§ THE TASK: Search the data for the word "средств". Reproduce every line where it is found.

§ DATASET RECORDS:
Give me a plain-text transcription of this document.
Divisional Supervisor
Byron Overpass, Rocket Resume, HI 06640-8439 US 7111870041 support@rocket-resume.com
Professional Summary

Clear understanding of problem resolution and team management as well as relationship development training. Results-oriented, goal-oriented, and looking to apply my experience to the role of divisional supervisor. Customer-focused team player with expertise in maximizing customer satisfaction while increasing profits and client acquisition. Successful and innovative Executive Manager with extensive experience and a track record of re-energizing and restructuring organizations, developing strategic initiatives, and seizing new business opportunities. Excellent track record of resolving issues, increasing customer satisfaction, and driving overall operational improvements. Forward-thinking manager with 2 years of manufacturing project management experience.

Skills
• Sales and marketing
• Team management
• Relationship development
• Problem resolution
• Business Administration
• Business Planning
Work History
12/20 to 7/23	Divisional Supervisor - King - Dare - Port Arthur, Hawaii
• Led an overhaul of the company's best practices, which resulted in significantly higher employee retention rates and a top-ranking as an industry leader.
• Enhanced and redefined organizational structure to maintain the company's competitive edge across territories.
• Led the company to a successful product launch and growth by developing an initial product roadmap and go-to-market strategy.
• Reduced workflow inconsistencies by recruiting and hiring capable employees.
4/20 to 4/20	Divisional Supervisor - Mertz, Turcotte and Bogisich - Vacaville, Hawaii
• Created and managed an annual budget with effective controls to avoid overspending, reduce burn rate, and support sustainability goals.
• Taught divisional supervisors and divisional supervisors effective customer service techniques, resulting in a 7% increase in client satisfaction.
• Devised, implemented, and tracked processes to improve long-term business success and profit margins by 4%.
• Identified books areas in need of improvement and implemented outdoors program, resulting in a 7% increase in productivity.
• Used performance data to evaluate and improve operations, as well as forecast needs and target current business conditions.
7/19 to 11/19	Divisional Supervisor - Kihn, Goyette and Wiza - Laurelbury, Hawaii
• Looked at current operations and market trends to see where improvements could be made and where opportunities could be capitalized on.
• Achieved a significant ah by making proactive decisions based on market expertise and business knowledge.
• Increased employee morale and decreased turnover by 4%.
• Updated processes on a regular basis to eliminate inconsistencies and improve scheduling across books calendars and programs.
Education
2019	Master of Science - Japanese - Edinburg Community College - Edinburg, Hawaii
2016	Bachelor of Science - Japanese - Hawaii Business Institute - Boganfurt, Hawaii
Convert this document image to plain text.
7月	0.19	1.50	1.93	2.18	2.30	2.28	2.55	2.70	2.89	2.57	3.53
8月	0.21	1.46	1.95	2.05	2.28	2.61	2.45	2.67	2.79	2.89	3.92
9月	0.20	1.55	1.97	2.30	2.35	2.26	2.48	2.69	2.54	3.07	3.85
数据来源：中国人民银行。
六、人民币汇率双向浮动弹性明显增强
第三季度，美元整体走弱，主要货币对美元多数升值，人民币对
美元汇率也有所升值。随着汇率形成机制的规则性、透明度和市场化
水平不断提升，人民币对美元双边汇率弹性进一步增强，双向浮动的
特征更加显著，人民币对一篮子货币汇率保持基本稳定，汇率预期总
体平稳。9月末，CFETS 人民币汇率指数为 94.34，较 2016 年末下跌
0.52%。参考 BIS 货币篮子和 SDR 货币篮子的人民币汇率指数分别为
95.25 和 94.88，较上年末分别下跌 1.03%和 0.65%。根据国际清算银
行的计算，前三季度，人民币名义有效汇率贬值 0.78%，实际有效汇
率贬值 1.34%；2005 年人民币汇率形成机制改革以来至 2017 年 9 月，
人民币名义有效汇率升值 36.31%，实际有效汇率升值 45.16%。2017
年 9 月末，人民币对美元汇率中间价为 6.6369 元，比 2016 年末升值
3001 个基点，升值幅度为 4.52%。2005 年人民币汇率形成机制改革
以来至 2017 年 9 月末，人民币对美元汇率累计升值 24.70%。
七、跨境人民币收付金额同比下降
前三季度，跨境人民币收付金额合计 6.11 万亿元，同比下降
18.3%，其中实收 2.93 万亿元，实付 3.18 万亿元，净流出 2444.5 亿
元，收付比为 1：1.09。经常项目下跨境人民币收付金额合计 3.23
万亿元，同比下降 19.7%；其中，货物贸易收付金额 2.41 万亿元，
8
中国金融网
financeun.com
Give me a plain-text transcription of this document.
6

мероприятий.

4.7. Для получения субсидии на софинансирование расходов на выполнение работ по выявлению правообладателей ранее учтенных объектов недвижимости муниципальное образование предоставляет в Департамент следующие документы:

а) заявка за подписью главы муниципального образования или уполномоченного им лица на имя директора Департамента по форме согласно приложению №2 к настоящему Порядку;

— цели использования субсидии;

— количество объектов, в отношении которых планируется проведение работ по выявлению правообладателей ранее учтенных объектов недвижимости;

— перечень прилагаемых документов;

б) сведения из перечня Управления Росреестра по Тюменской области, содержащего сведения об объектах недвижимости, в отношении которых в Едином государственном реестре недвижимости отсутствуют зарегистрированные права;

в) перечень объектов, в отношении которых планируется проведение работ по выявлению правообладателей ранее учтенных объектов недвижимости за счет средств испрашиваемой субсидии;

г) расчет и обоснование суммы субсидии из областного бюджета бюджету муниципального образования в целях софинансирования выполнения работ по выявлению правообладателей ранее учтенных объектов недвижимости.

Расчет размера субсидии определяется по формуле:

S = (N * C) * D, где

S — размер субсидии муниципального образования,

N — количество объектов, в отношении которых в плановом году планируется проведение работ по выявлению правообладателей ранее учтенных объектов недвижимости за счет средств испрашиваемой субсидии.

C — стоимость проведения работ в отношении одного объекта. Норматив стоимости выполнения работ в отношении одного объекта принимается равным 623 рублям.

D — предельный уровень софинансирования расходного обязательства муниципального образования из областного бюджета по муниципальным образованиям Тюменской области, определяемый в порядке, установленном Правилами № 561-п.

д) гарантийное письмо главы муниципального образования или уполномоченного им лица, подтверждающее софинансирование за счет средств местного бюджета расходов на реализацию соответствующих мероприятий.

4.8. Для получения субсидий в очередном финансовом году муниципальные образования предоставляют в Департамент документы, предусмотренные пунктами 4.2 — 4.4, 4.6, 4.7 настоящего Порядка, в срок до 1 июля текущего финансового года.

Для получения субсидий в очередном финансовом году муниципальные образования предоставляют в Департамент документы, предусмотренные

§ TASK OUTPUT:
в) перечень объектов, в отношении которых планируется проведение работ по выявлению правообладателей ранее учтенных объектов недвижимости за счет средств испрашиваемой субсидии;
N — количество объектов, в отношении которых в плановом году планируется проведение работ по выявлению правообладателей ранее учтенных объектов недвижимости за счет средств испрашиваемой субсидии.
д) гарантийное письмо главы муниципального образования или уполномоченного им лица, подтверждающее софинансирование за счет средств местного бюджета расходов на реализацию соответствующих мероприятий.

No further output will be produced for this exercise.